>>>>

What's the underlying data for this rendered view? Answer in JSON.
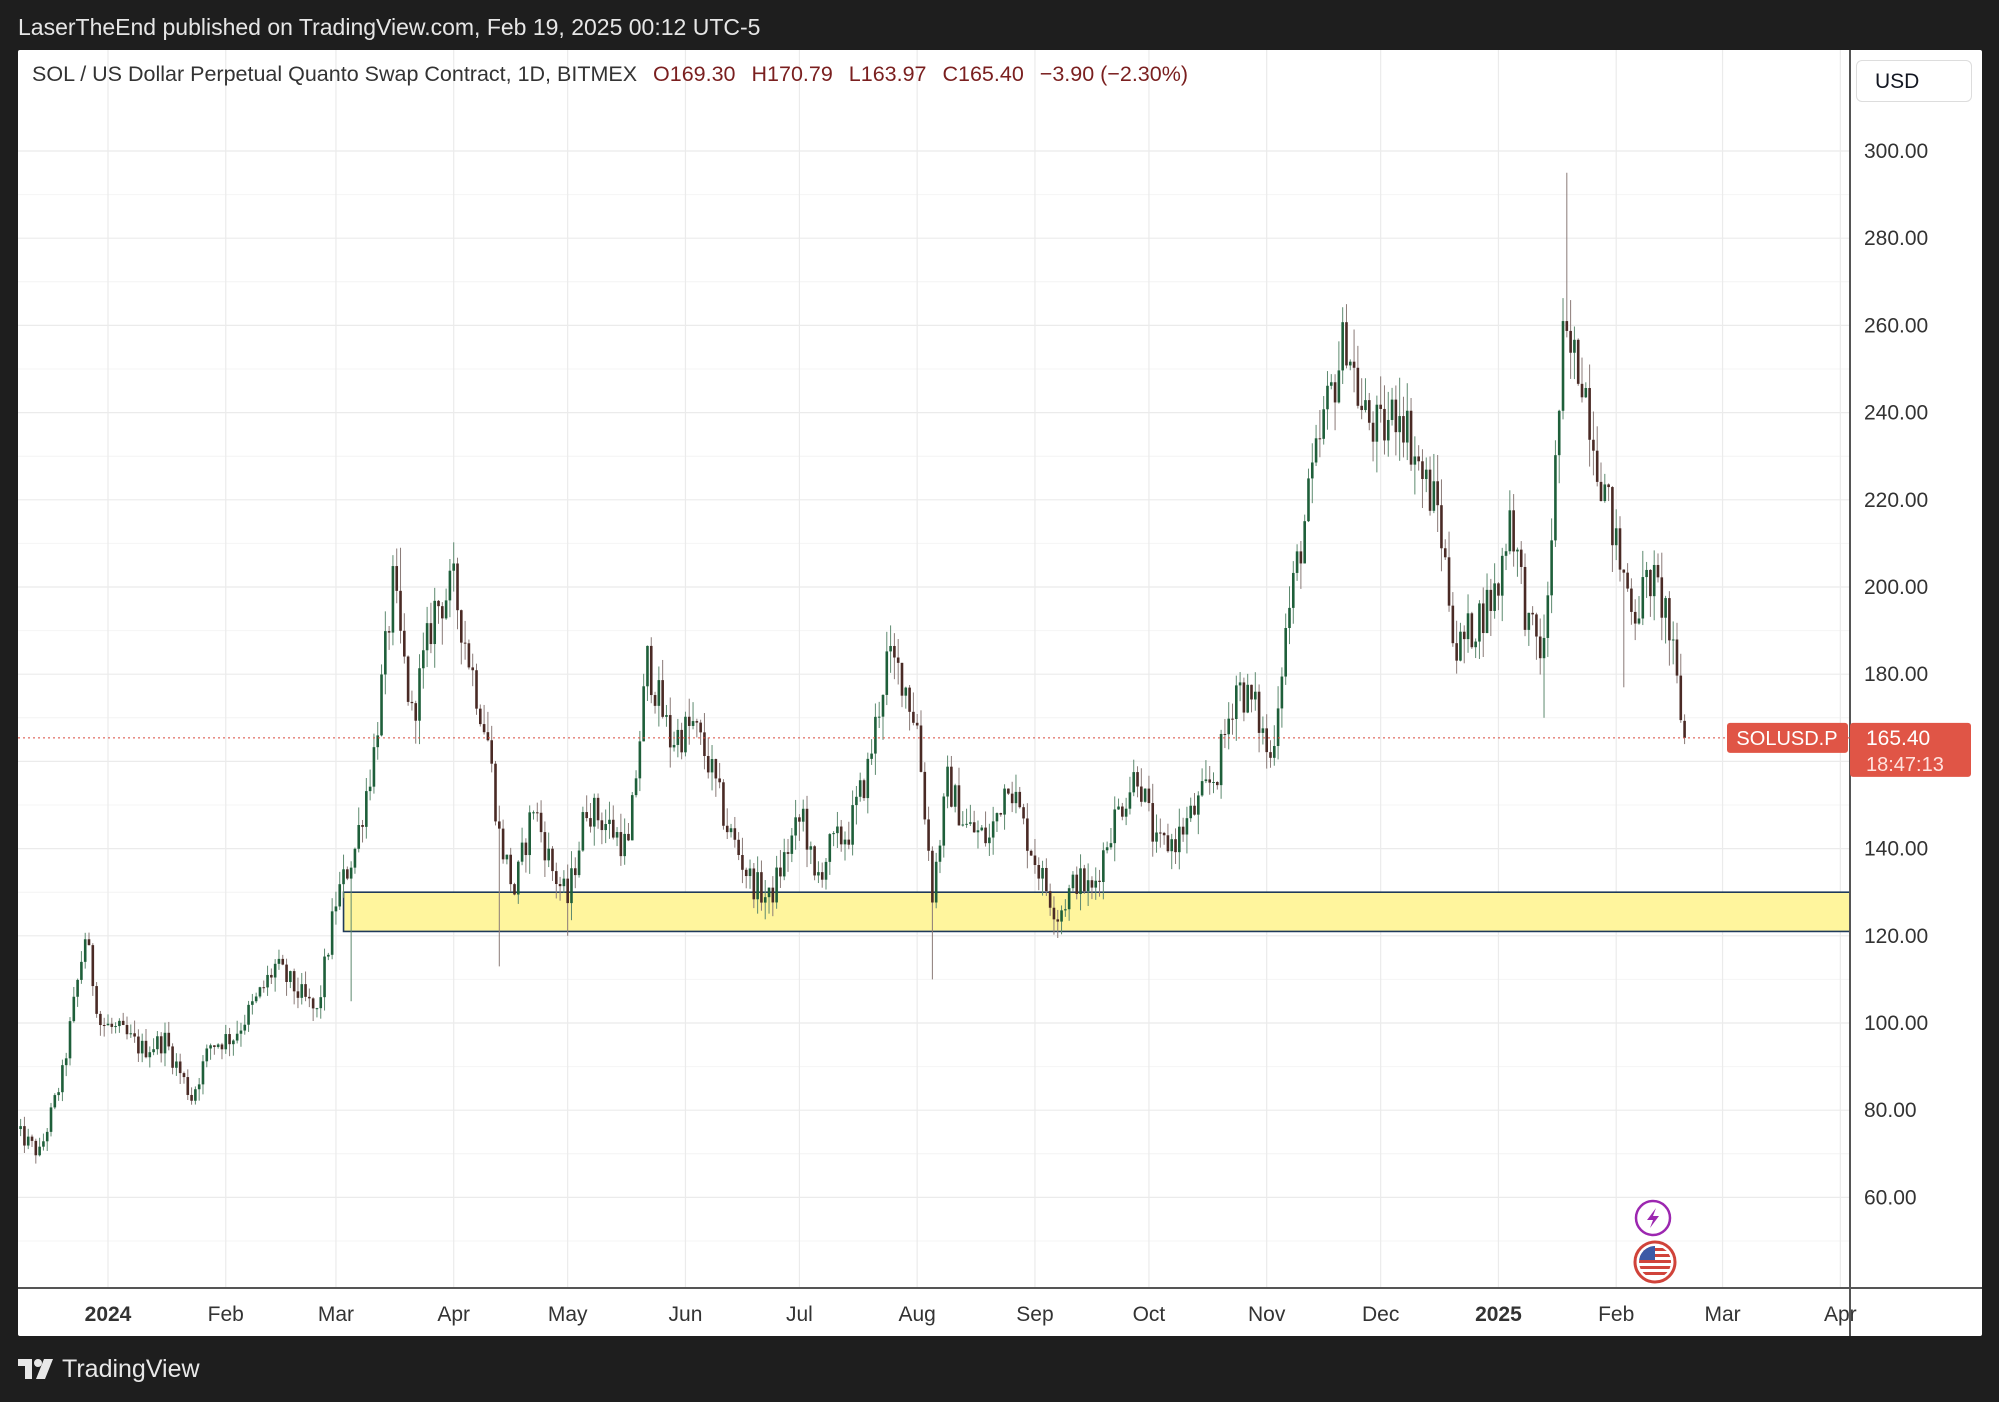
{
  "header": {
    "published_by": "LaserTheEnd published on TradingView.com, Feb 19, 2025 00:12 UTC-5"
  },
  "legend": {
    "symbol": "SOL / US Dollar Perpetual Quanto Swap Contract, 1D, BITMEX",
    "open": "O169.30",
    "high": "H170.79",
    "low": "L163.97",
    "close": "C165.40",
    "change": "−3.90 (−2.30%)"
  },
  "currency_button": "USD",
  "price_tag": {
    "symbol": "SOLUSD.P",
    "price": "165.40",
    "countdown": "18:47:13"
  },
  "footer": {
    "brand": "TradingView"
  },
  "colors": {
    "up": "#1e5f3a",
    "down": "#4a2a25",
    "price_tag": "#e05546",
    "zone": "#fff59d",
    "grid": "#ebebeb"
  },
  "icons": [
    "flash-icon",
    "us-flag-icon"
  ],
  "chart_data": {
    "type": "candlestick",
    "y_axis": {
      "ticks": [
        "300.00",
        "280.00",
        "260.00",
        "240.00",
        "220.00",
        "200.00",
        "180.00",
        "160.00",
        "140.00",
        "120.00",
        "100.00",
        "80.00",
        "60.00"
      ],
      "tick_values": [
        300,
        280,
        260,
        240,
        220,
        200,
        180,
        160,
        140,
        120,
        100,
        80,
        60
      ],
      "range": [
        40,
        312
      ]
    },
    "x_axis": {
      "ticks": [
        "2024",
        "Feb",
        "Mar",
        "Apr",
        "May",
        "Jun",
        "Jul",
        "Aug",
        "Sep",
        "Oct",
        "Nov",
        "Dec",
        "2025",
        "Feb",
        "Mar",
        "Apr"
      ],
      "tick_dates": [
        "2024-01-01",
        "2024-02-01",
        "2024-03-01",
        "2024-04-01",
        "2024-05-01",
        "2024-06-01",
        "2024-07-01",
        "2024-08-01",
        "2024-09-01",
        "2024-10-01",
        "2024-11-01",
        "2024-12-01",
        "2025-01-01",
        "2025-02-01",
        "2025-03-01",
        "2025-04-01"
      ],
      "bold_ticks": [
        "2024",
        "2025"
      ]
    },
    "support_zone": {
      "low": 121,
      "high": 130
    },
    "last_price": 165.4,
    "close_path": [
      [
        "2023-12-08",
        75
      ],
      [
        "2023-12-14",
        70
      ],
      [
        "2023-12-20",
        88
      ],
      [
        "2023-12-26",
        120
      ],
      [
        "2023-12-30",
        100
      ],
      [
        "2024-01-04",
        98
      ],
      [
        "2024-01-10",
        94
      ],
      [
        "2024-01-16",
        96
      ],
      [
        "2024-01-23",
        83
      ],
      [
        "2024-01-28",
        95
      ],
      [
        "2024-02-03",
        97
      ],
      [
        "2024-02-09",
        105
      ],
      [
        "2024-02-14",
        113
      ],
      [
        "2024-02-20",
        107
      ],
      [
        "2024-02-25",
        102
      ],
      [
        "2024-03-01",
        128
      ],
      [
        "2024-03-06",
        140
      ],
      [
        "2024-03-11",
        162
      ],
      [
        "2024-03-16",
        200
      ],
      [
        "2024-03-21",
        170
      ],
      [
        "2024-03-27",
        195
      ],
      [
        "2024-04-01",
        200
      ],
      [
        "2024-04-06",
        180
      ],
      [
        "2024-04-10",
        165
      ],
      [
        "2024-04-13",
        143
      ],
      [
        "2024-04-17",
        130
      ],
      [
        "2024-04-22",
        150
      ],
      [
        "2024-04-27",
        135
      ],
      [
        "2024-05-01",
        128
      ],
      [
        "2024-05-06",
        150
      ],
      [
        "2024-05-12",
        145
      ],
      [
        "2024-05-17",
        140
      ],
      [
        "2024-05-22",
        183
      ],
      [
        "2024-05-28",
        165
      ],
      [
        "2024-06-03",
        168
      ],
      [
        "2024-06-07",
        160
      ],
      [
        "2024-06-12",
        145
      ],
      [
        "2024-06-18",
        133
      ],
      [
        "2024-06-23",
        128
      ],
      [
        "2024-06-28",
        140
      ],
      [
        "2024-07-02",
        148
      ],
      [
        "2024-07-05",
        132
      ],
      [
        "2024-07-09",
        140
      ],
      [
        "2024-07-14",
        144
      ],
      [
        "2024-07-19",
        158
      ],
      [
        "2024-07-24",
        183
      ],
      [
        "2024-07-28",
        180
      ],
      [
        "2024-08-01",
        168
      ],
      [
        "2024-08-05",
        130
      ],
      [
        "2024-08-09",
        155
      ],
      [
        "2024-08-14",
        145
      ],
      [
        "2024-08-20",
        142
      ],
      [
        "2024-08-25",
        157
      ],
      [
        "2024-08-29",
        145
      ],
      [
        "2024-09-03",
        133
      ],
      [
        "2024-09-07",
        125
      ],
      [
        "2024-09-12",
        133
      ],
      [
        "2024-09-16",
        130
      ],
      [
        "2024-09-21",
        145
      ],
      [
        "2024-09-28",
        158
      ],
      [
        "2024-10-03",
        140
      ],
      [
        "2024-10-08",
        142
      ],
      [
        "2024-10-14",
        150
      ],
      [
        "2024-10-19",
        158
      ],
      [
        "2024-10-24",
        178
      ],
      [
        "2024-10-29",
        172
      ],
      [
        "2024-11-02",
        160
      ],
      [
        "2024-11-06",
        190
      ],
      [
        "2024-11-11",
        215
      ],
      [
        "2024-11-16",
        238
      ],
      [
        "2024-11-22",
        258
      ],
      [
        "2024-11-26",
        240
      ],
      [
        "2024-12-01",
        235
      ],
      [
        "2024-12-06",
        242
      ],
      [
        "2024-12-12",
        225
      ],
      [
        "2024-12-16",
        218
      ],
      [
        "2024-12-21",
        185
      ],
      [
        "2024-12-26",
        192
      ],
      [
        "2025-01-01",
        200
      ],
      [
        "2025-01-04",
        218
      ],
      [
        "2025-01-09",
        190
      ],
      [
        "2025-01-13",
        185
      ],
      [
        "2025-01-18",
        255
      ],
      [
        "2025-01-23",
        250
      ],
      [
        "2025-01-27",
        230
      ],
      [
        "2025-02-02",
        205
      ],
      [
        "2025-02-06",
        195
      ],
      [
        "2025-02-10",
        202
      ],
      [
        "2025-02-14",
        195
      ],
      [
        "2025-02-19",
        165.4
      ]
    ]
  }
}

<<<<

_Work instructions:_ Report the number of lines that include the string "symbol"; return nothing but the count.

_Reply to the exercise:_ 2